## begin

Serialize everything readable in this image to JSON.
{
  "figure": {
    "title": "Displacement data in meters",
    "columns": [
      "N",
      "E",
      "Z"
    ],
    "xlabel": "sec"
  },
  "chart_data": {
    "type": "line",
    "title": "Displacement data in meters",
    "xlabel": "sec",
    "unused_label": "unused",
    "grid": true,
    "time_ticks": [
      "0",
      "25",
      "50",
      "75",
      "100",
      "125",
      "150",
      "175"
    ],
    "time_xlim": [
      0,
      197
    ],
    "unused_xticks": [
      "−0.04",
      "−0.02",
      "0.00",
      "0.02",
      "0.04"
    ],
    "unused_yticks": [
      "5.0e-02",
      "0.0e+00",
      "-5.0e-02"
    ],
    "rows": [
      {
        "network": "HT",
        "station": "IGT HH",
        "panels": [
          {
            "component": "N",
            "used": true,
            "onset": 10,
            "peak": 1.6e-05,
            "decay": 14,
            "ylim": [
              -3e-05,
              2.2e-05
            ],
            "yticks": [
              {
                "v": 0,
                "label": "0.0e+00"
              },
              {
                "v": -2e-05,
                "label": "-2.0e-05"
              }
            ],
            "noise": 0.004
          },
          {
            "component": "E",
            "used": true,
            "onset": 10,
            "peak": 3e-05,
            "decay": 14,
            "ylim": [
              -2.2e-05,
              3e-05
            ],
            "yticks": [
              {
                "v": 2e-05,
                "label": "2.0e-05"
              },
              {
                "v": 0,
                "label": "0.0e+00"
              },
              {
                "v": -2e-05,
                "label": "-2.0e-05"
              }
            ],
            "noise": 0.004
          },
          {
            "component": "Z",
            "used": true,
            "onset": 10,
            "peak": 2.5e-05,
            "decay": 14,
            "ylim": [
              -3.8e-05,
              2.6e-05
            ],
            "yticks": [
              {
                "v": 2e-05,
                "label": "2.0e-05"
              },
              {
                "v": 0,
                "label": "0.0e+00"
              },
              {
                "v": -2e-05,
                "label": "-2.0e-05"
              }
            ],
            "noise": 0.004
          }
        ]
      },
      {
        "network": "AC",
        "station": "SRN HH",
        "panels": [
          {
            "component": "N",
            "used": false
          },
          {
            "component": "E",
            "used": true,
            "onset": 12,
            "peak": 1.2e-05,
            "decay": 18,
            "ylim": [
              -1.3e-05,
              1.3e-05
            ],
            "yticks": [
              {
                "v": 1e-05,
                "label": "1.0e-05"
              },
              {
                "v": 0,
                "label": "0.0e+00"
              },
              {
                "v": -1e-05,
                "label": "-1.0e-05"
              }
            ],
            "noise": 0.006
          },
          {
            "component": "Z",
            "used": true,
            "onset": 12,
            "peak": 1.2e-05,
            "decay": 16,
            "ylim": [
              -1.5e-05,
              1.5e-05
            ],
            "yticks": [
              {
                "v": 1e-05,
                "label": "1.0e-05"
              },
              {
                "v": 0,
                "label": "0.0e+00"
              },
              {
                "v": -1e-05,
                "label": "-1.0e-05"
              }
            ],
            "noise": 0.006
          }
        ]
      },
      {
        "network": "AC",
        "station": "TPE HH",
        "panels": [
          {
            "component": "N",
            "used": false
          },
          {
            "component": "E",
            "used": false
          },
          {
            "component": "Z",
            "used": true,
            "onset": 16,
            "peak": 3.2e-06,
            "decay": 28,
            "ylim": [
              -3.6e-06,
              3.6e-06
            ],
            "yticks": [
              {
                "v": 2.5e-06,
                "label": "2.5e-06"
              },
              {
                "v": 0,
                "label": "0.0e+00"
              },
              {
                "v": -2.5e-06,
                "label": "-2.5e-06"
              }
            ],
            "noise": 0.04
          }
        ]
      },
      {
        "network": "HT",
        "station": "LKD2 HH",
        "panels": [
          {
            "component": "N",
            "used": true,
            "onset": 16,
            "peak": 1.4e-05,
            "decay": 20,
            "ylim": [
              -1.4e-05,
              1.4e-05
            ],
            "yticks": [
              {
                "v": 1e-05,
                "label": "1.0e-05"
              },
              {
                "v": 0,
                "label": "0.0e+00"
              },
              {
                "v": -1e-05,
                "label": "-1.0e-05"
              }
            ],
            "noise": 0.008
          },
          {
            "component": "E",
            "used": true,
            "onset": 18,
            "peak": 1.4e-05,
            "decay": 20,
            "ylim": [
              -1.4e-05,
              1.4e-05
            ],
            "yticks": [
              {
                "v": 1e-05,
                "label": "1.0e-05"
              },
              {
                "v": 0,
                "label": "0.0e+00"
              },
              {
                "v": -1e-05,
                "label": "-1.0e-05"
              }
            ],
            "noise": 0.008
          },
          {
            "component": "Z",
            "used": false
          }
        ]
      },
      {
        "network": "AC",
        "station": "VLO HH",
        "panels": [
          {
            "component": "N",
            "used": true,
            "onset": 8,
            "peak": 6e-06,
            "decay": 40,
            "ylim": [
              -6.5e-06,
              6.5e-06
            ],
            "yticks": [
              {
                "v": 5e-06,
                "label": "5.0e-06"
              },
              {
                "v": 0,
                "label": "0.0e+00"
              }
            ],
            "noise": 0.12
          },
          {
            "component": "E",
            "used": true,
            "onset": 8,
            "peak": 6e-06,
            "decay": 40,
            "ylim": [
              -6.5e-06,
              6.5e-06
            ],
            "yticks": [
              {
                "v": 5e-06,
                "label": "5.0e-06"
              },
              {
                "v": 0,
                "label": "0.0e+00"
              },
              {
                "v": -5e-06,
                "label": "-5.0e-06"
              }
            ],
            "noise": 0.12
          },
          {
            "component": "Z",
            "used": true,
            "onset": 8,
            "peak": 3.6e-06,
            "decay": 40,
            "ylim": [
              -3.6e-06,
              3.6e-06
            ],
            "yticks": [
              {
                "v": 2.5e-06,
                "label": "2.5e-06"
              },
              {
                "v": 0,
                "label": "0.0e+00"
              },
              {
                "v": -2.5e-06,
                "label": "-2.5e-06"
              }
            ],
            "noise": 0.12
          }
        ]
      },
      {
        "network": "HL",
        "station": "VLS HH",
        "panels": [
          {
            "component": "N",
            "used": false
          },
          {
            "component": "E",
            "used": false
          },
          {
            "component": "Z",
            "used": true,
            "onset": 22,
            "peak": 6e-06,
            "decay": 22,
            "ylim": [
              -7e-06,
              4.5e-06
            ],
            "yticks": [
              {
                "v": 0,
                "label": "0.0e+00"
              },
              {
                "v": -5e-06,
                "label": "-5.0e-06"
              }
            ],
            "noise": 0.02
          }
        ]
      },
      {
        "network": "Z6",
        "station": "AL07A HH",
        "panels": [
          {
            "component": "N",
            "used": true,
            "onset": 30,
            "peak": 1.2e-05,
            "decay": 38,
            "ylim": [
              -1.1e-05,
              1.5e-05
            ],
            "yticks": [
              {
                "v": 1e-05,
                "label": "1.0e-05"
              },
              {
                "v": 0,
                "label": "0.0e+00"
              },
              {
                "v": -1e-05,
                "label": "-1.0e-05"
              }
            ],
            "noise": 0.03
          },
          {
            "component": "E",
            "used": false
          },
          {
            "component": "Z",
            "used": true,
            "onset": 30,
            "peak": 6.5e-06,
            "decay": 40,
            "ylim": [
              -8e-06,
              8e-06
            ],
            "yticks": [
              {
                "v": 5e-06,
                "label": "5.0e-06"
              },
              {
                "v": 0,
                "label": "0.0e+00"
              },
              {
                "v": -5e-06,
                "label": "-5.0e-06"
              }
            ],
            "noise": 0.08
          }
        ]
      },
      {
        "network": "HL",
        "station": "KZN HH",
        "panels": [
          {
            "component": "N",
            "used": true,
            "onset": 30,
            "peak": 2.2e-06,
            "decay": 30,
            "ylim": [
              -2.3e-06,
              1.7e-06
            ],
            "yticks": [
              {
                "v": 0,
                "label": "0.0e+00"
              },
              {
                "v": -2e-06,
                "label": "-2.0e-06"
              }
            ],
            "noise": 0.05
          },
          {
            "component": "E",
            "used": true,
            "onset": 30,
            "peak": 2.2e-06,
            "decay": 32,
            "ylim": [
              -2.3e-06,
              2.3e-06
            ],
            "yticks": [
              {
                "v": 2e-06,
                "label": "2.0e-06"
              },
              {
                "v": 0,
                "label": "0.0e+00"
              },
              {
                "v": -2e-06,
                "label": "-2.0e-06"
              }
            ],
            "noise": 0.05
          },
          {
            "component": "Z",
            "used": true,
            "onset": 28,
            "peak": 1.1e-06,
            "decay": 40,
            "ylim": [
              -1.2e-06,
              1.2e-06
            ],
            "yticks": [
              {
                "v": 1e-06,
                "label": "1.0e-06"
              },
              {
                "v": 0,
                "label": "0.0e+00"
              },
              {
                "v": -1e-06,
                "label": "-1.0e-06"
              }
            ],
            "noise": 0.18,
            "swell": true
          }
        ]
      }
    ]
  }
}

## end

WHAT TO WORK ON:
Copy every line of the material in which the word "station" occurs.

SOLVED PROBLEM:
        "station": "IGT HH",
        "station": "SRN HH",
        "station": "TPE HH",
        "station": "LKD2 HH",
        "station": "VLO HH",
        "station": "VLS HH",
        "station": "AL07A HH",
        "station": "KZN HH",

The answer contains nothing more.